_Task_
Copy each line of the entries beneath that contains the word "this".

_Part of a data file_

== == ==

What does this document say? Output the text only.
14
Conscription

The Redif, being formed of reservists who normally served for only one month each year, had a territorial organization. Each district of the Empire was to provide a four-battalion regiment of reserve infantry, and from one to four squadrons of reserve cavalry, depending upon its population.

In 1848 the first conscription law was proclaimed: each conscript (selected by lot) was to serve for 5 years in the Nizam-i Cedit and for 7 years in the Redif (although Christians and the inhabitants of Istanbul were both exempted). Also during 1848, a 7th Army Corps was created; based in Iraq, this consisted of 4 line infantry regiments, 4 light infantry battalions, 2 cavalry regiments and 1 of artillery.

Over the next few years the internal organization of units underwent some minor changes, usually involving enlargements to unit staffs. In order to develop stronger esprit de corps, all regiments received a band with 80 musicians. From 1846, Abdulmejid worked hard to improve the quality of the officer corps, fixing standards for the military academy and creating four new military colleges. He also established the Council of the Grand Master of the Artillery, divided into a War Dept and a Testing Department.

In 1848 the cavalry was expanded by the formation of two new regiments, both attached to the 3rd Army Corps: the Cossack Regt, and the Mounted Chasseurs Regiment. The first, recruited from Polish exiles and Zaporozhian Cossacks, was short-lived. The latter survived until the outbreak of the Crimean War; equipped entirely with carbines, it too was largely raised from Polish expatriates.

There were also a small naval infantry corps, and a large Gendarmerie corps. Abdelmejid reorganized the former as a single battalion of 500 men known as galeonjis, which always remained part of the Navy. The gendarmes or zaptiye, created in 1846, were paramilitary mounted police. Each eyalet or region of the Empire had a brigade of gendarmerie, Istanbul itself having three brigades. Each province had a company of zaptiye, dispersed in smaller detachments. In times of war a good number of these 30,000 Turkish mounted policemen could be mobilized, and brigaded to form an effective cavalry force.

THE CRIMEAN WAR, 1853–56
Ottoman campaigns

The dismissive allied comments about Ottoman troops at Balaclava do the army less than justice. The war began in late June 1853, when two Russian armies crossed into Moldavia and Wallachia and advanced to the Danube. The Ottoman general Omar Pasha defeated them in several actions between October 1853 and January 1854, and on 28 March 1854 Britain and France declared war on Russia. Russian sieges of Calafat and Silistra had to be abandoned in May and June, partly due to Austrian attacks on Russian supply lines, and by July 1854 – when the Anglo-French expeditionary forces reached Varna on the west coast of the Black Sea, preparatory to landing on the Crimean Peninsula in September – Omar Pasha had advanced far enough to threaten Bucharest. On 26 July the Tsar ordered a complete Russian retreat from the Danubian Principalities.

== == ==

_Solved problem_
What does this document say? Output the text only.
In 1848 the first conscription law was proclaimed: each conscript (selected by lot) was to serve for 5 years in the Nizam-i Cedit and for 7 years in the Redif (although Christians and the inhabitants of Istanbul were both exempted). Also during 1848, a 7th Army Corps was created; based in Iraq, this consisted of 4 line infantry regiments, 4 light infantry battalions, 2 cavalry regiments and 1 of artillery.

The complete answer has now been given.